:: Given instruction ::
Find every line below that contains the word "насос" and copy it out.

===== Items

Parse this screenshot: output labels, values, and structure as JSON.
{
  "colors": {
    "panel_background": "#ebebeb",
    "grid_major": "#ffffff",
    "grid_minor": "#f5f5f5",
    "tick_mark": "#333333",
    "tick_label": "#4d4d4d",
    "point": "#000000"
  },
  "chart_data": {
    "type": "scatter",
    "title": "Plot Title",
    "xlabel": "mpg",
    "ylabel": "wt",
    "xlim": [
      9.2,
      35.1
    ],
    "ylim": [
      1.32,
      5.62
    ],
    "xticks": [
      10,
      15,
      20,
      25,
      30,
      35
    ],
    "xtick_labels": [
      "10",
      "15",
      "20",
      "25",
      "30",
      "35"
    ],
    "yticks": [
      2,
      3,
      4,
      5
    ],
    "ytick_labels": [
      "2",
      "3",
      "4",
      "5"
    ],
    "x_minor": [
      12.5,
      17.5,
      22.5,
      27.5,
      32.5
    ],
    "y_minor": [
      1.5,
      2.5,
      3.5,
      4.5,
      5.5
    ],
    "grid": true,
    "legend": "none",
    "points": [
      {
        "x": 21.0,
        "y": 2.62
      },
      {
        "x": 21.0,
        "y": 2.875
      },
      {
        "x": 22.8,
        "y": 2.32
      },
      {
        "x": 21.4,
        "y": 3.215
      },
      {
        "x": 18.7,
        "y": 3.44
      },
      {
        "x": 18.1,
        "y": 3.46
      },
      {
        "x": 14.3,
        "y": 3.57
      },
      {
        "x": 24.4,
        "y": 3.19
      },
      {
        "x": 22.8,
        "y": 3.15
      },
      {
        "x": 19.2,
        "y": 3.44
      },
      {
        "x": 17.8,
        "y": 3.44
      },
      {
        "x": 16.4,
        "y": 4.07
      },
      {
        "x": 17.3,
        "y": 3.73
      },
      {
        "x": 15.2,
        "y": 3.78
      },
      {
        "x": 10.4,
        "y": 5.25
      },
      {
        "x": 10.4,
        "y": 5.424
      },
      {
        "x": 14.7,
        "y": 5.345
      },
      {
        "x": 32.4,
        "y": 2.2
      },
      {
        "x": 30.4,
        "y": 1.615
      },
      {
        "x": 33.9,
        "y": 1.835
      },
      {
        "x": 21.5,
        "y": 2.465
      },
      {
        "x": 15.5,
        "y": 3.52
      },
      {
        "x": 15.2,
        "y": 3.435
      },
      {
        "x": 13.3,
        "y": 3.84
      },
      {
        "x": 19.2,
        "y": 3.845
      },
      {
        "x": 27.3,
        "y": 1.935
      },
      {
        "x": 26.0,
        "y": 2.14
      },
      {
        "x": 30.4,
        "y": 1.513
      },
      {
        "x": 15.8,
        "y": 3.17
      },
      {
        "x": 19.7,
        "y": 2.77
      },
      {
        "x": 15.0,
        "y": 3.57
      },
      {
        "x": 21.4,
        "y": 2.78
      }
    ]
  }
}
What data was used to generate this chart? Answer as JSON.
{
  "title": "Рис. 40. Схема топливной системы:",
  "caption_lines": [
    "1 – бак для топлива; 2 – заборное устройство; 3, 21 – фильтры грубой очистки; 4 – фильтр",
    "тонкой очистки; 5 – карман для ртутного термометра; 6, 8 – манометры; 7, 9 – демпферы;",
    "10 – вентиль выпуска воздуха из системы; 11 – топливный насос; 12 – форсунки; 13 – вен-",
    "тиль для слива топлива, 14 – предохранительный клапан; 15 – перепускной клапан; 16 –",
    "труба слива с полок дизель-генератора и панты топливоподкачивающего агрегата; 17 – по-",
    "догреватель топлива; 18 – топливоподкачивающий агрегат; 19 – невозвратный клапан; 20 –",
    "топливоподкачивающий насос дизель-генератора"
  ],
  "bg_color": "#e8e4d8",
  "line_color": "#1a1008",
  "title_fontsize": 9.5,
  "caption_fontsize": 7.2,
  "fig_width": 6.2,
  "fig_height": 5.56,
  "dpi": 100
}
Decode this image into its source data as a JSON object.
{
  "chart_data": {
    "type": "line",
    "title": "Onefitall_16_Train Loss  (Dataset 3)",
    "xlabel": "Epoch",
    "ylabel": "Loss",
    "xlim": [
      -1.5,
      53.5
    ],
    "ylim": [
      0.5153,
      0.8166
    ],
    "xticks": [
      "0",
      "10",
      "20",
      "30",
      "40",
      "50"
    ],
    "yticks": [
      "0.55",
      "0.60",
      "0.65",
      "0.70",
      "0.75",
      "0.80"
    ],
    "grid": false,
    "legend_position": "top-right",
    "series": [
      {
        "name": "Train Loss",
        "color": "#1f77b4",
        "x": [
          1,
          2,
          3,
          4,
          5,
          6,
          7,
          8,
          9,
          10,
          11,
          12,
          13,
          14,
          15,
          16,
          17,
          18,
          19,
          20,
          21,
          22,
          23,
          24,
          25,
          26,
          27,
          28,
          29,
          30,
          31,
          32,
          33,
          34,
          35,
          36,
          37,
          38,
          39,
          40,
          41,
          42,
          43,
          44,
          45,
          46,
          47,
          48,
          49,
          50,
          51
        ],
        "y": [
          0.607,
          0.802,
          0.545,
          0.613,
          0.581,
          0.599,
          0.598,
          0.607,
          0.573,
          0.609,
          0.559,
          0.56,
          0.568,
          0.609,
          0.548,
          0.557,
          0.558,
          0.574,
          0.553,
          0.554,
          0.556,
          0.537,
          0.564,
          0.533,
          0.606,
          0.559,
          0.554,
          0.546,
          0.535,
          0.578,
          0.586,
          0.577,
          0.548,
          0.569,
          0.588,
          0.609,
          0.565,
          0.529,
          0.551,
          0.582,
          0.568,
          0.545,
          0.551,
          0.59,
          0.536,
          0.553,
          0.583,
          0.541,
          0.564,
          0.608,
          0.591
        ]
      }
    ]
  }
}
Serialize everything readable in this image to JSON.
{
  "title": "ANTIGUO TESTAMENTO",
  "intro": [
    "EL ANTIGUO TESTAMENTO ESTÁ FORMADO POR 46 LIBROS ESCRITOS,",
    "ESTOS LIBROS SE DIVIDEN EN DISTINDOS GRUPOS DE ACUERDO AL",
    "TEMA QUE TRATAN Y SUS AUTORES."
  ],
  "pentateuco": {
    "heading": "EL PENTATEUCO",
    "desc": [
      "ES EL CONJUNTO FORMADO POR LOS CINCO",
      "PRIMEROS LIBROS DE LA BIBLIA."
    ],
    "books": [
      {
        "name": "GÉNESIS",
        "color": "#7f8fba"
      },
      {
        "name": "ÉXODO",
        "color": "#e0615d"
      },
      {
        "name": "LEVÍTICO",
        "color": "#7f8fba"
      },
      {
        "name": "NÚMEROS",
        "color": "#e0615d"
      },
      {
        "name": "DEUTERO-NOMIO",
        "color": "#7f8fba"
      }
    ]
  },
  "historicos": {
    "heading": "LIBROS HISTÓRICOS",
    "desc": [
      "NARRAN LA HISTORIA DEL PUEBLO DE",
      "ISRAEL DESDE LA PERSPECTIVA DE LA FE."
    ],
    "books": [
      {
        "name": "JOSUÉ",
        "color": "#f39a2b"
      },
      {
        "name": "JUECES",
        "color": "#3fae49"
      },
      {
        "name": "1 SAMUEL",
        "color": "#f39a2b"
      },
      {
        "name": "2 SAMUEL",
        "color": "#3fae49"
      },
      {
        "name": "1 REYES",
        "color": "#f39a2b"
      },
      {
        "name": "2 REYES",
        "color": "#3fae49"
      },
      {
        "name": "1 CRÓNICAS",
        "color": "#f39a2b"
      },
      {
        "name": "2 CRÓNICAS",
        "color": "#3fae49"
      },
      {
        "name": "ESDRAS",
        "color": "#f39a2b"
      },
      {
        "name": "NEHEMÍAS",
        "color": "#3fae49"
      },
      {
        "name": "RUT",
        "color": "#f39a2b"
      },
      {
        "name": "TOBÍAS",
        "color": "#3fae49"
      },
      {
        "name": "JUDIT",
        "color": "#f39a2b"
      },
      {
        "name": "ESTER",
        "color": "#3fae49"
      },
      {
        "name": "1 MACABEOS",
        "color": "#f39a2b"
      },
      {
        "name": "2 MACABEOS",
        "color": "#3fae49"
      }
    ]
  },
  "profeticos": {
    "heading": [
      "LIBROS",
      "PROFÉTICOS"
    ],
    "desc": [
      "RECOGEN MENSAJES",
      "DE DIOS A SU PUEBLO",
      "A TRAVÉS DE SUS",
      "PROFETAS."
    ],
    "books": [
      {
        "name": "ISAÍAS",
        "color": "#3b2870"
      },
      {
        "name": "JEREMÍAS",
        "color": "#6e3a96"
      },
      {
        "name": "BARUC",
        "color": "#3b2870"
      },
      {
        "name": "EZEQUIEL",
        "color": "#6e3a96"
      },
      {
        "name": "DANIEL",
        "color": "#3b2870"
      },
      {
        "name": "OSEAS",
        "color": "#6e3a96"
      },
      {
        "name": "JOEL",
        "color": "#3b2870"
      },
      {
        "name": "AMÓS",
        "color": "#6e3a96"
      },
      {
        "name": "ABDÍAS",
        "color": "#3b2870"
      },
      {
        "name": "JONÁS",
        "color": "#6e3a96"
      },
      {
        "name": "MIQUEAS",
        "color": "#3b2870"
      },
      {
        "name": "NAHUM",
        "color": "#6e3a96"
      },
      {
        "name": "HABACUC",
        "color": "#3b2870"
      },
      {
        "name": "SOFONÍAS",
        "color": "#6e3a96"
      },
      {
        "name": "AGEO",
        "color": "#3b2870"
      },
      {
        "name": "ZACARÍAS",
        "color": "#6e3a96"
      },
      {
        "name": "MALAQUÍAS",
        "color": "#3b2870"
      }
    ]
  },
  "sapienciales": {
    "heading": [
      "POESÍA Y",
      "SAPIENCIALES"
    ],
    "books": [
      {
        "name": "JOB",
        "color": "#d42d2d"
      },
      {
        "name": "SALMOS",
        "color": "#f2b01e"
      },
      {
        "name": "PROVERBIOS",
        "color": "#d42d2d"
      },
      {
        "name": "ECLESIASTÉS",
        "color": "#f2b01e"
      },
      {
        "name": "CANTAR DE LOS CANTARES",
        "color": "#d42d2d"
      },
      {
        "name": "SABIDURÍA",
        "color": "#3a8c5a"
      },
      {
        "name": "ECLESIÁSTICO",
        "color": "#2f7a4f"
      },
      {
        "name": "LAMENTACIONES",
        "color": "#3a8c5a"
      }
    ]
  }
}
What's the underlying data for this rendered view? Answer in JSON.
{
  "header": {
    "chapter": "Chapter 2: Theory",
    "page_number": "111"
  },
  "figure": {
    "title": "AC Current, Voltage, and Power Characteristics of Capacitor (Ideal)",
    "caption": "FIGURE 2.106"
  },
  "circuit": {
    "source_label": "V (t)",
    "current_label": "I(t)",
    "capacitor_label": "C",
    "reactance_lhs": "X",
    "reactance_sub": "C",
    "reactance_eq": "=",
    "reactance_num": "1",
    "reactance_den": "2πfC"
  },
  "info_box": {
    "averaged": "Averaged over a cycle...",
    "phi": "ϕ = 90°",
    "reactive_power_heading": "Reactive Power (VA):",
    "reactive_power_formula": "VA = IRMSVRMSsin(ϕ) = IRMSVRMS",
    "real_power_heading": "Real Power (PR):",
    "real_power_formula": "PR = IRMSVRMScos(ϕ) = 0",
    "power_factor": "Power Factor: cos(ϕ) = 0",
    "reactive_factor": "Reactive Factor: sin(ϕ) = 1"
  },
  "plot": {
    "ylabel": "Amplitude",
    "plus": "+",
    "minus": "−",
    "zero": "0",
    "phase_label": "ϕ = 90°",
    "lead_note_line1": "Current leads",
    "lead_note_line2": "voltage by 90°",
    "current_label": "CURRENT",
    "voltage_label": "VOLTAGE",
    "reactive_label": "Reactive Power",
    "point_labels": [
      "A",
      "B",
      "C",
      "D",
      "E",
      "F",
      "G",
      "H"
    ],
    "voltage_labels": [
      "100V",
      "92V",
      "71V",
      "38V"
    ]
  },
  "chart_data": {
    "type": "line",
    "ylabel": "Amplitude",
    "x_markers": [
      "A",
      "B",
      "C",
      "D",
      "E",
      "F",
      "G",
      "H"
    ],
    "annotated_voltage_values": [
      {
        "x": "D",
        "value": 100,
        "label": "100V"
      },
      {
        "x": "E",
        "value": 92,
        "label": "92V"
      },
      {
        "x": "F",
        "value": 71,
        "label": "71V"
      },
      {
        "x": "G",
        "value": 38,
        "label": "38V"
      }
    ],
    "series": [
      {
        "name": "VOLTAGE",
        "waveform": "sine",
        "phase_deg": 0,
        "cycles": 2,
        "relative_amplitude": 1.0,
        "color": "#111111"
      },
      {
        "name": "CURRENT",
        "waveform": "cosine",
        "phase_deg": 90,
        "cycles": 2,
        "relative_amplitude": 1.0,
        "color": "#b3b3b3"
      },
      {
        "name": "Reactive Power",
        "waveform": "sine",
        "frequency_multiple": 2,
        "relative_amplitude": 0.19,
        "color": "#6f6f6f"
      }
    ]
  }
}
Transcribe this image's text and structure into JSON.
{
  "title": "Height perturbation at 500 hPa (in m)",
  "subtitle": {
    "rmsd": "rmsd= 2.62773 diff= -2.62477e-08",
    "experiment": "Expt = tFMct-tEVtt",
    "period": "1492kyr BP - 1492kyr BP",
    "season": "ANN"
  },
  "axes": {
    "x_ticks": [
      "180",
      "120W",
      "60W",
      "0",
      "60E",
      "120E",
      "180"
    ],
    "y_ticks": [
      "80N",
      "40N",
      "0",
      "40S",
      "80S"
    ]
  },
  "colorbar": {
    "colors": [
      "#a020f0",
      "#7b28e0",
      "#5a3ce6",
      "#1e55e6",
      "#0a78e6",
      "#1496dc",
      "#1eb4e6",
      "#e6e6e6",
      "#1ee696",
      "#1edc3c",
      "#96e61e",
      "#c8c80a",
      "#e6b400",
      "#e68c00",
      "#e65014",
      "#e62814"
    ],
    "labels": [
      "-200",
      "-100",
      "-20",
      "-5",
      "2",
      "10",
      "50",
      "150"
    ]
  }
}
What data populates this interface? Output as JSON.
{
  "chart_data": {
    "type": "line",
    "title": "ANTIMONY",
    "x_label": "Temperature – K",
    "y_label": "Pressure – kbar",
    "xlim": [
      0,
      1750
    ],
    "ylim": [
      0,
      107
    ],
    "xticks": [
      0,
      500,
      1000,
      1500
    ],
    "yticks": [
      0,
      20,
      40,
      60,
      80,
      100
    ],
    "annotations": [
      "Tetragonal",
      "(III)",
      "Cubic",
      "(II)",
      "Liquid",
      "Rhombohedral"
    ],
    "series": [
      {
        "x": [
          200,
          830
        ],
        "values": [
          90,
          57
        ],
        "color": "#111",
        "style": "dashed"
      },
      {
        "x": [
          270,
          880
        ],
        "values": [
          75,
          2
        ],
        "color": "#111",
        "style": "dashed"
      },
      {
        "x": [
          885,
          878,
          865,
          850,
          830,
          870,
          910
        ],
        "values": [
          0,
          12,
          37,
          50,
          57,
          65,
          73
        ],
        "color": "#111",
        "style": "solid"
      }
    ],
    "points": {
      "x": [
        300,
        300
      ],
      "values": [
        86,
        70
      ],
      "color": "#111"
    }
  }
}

==========

:: The result ::
    "10 – вентиль выпуска воздуха из системы; 11 – топливный насос; 12 – форсунки; 13 – вен-",
    "топливоподкачивающий насос дизель-генератора"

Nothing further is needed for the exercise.